* [Do this] Transcribe the records that follow in their entirety, omitting any pictures.

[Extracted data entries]
..............................

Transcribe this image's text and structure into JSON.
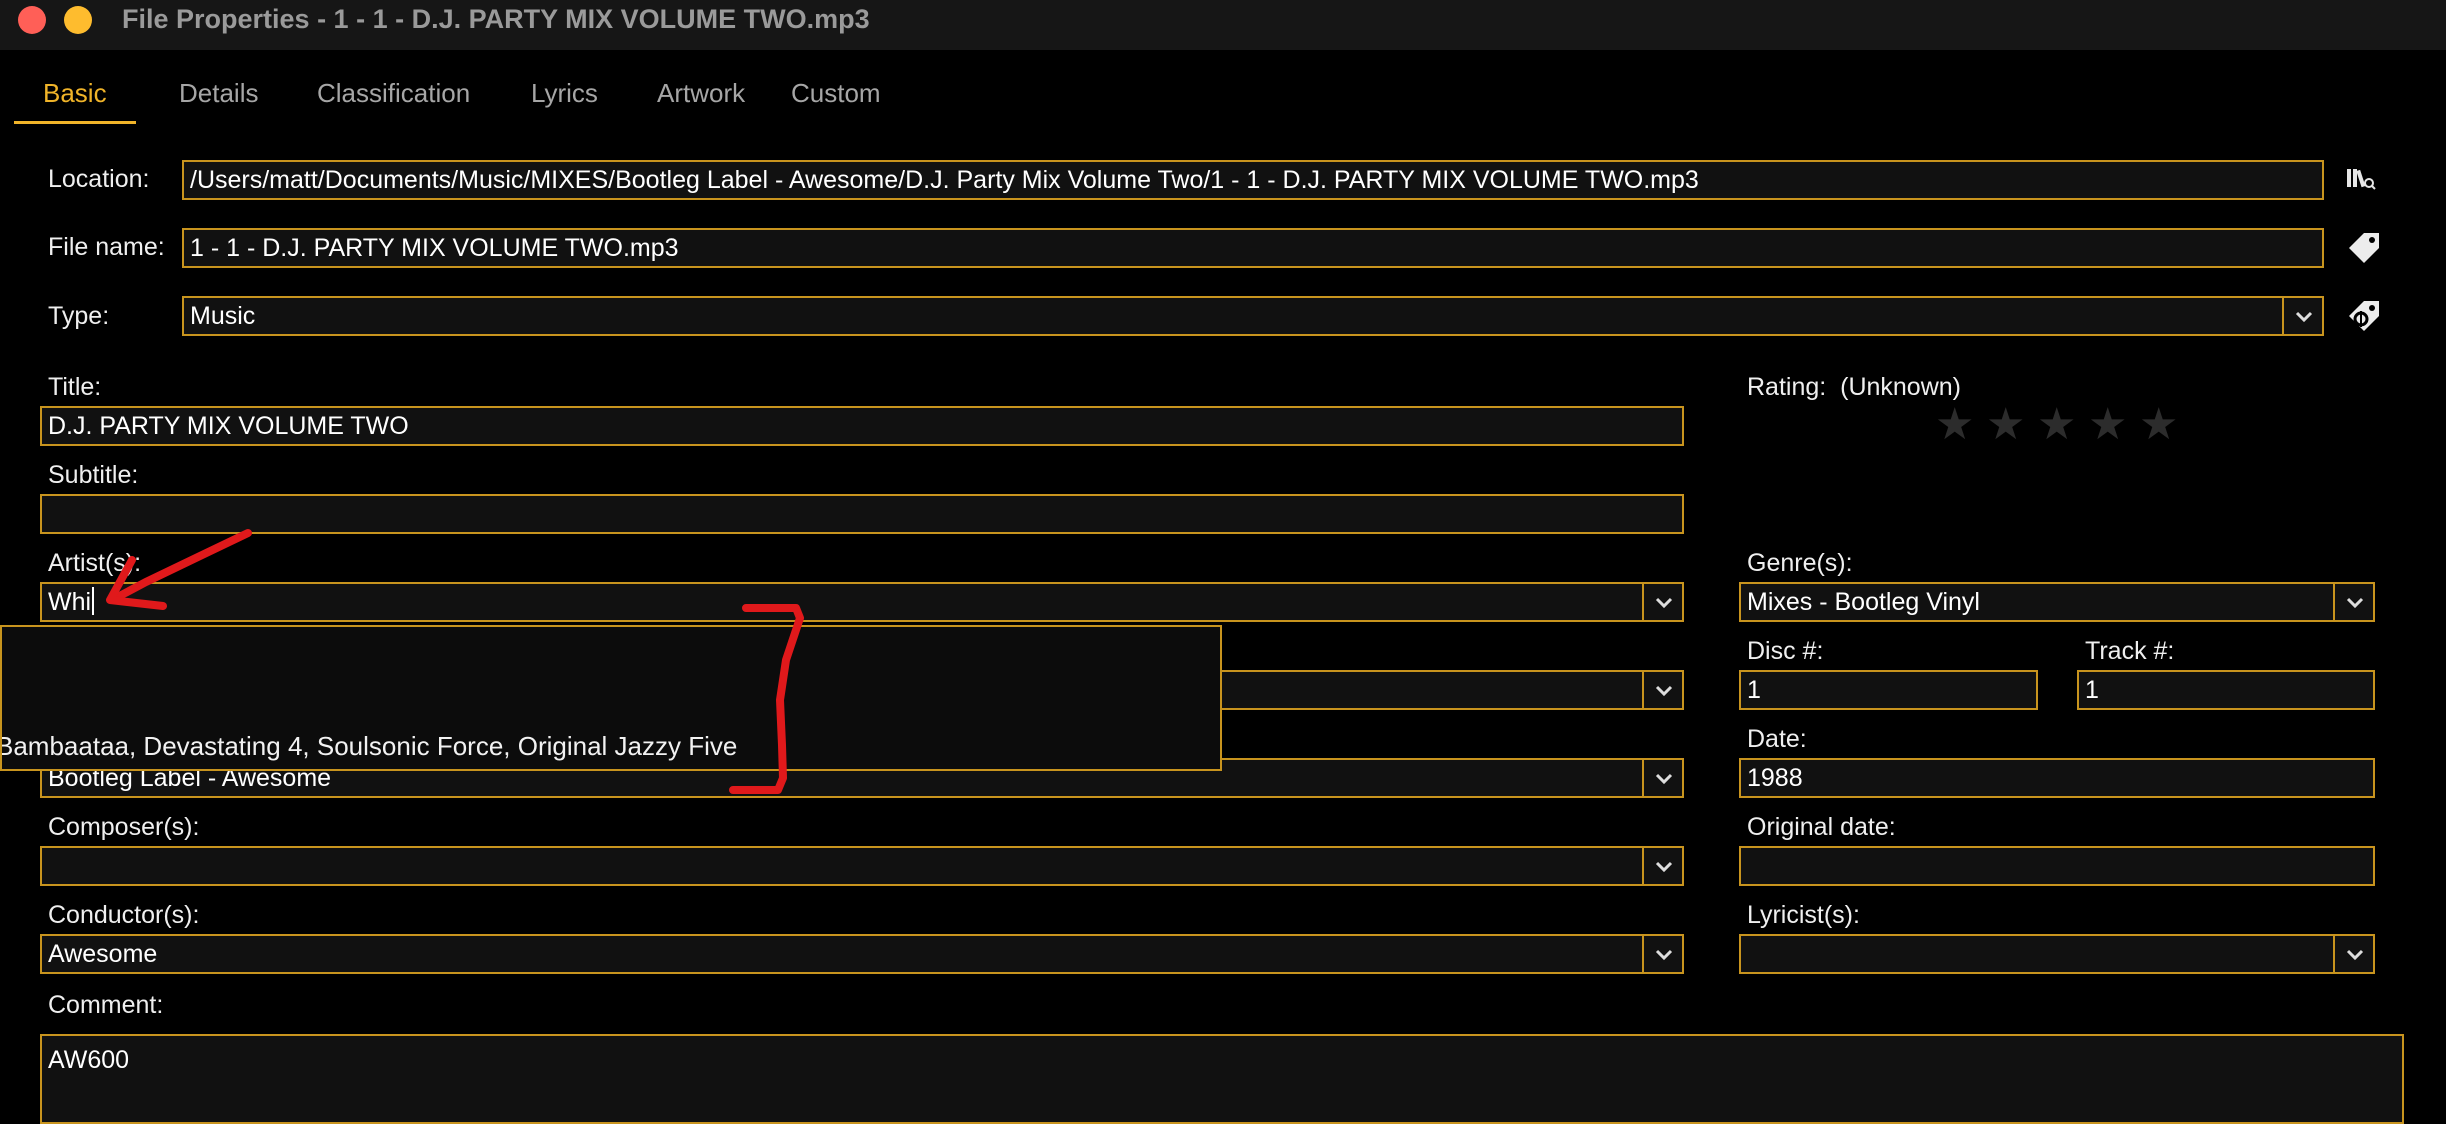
{
  "window": {
    "title": "File Properties - 1 - 1 - D.J. PARTY MIX VOLUME TWO.mp3"
  },
  "tabs": [
    {
      "label": "Basic",
      "active": true
    },
    {
      "label": "Details"
    },
    {
      "label": "Classification"
    },
    {
      "label": "Lyrics"
    },
    {
      "label": "Artwork"
    },
    {
      "label": "Custom"
    }
  ],
  "location": {
    "label": "Location:",
    "value": "/Users/matt/Documents/Music/MIXES/Bootleg Label - Awesome/D.J. Party Mix Volume Two/1 - 1 - D.J. PARTY MIX VOLUME TWO.mp3",
    "icon": "library-icon"
  },
  "filename": {
    "label": "File name:",
    "value": "1 - 1 - D.J. PARTY MIX VOLUME TWO.mp3",
    "icon": "tag-icon"
  },
  "type": {
    "label": "Type:",
    "value": "Music",
    "icon": "auto-tag-icon"
  },
  "title": {
    "label": "Title:",
    "value": "D.J. PARTY MIX VOLUME TWO"
  },
  "subtitle": {
    "label": "Subtitle:",
    "value": ""
  },
  "artists": {
    "label": "Artist(s):",
    "value": "Whi"
  },
  "artist_suggestions": [
    "Bambaataa, Devastating 4, Soulsonic Force, Original Jazzy Five"
  ],
  "publisher": {
    "value": "Bootleg Label - Awesome"
  },
  "composers": {
    "label": "Composer(s):",
    "value": ""
  },
  "conductors": {
    "label": "Conductor(s):",
    "value": "Awesome"
  },
  "comment": {
    "label": "Comment:",
    "value": "AW600"
  },
  "rating": {
    "label": "Rating:",
    "value": "(Unknown)",
    "stars": 0,
    "max_stars": 5
  },
  "genres": {
    "label": "Genre(s):",
    "value": "Mixes - Bootleg Vinyl"
  },
  "disc": {
    "label": "Disc #:",
    "value": "1"
  },
  "track": {
    "label": "Track #:",
    "value": "1"
  },
  "date": {
    "label": "Date:",
    "value": "1988"
  },
  "original_date": {
    "label": "Original date:",
    "value": ""
  },
  "lyricists": {
    "label": "Lyricist(s):",
    "value": ""
  },
  "colors": {
    "accent": "#f0b429",
    "field_border": "#c8941e",
    "annotation": "#e0191b"
  }
}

..............................

* [Response to this task]
Transcribe this image's text and structure into JSON.
{
  "window": {
    "title": "File Properties - 1 - 1 - D.J. PARTY MIX VOLUME TWO.mp3"
  },
  "tabs": [
    {
      "label": "Basic",
      "active": true
    },
    {
      "label": "Details"
    },
    {
      "label": "Classification"
    },
    {
      "label": "Lyrics"
    },
    {
      "label": "Artwork"
    },
    {
      "label": "Custom"
    }
  ],
  "location": {
    "label": "Location:",
    "value": "/Users/matt/Documents/Music/MIXES/Bootleg Label - Awesome/D.J. Party Mix Volume Two/1 - 1 - D.J. PARTY MIX VOLUME TWO.mp3",
    "icon": "library-icon"
  },
  "filename": {
    "label": "File name:",
    "value": "1 - 1 - D.J. PARTY MIX VOLUME TWO.mp3",
    "icon": "tag-icon"
  },
  "type": {
    "label": "Type:",
    "value": "Music",
    "icon": "auto-tag-icon"
  },
  "title": {
    "label": "Title:",
    "value": "D.J. PARTY MIX VOLUME TWO"
  },
  "subtitle": {
    "label": "Subtitle:",
    "value": ""
  },
  "artists": {
    "label": "Artist(s):",
    "value": "Whi"
  },
  "artist_suggestions": [
    "Bambaataa, Devastating 4, Soulsonic Force, Original Jazzy Five"
  ],
  "publisher": {
    "value": "Bootleg Label - Awesome"
  },
  "composers": {
    "label": "Composer(s):",
    "value": ""
  },
  "conductors": {
    "label": "Conductor(s):",
    "value": "Awesome"
  },
  "comment": {
    "label": "Comment:",
    "value": "AW600"
  },
  "rating": {
    "label": "Rating:",
    "value": "(Unknown)",
    "stars": 0,
    "max_stars": 5
  },
  "genres": {
    "label": "Genre(s):",
    "value": "Mixes - Bootleg Vinyl"
  },
  "disc": {
    "label": "Disc #:",
    "value": "1"
  },
  "track": {
    "label": "Track #:",
    "value": "1"
  },
  "date": {
    "label": "Date:",
    "value": "1988"
  },
  "original_date": {
    "label": "Original date:",
    "value": ""
  },
  "lyricists": {
    "label": "Lyricist(s):",
    "value": ""
  },
  "colors": {
    "accent": "#f0b429",
    "field_border": "#c8941e",
    "annotation": "#e0191b"
  }
}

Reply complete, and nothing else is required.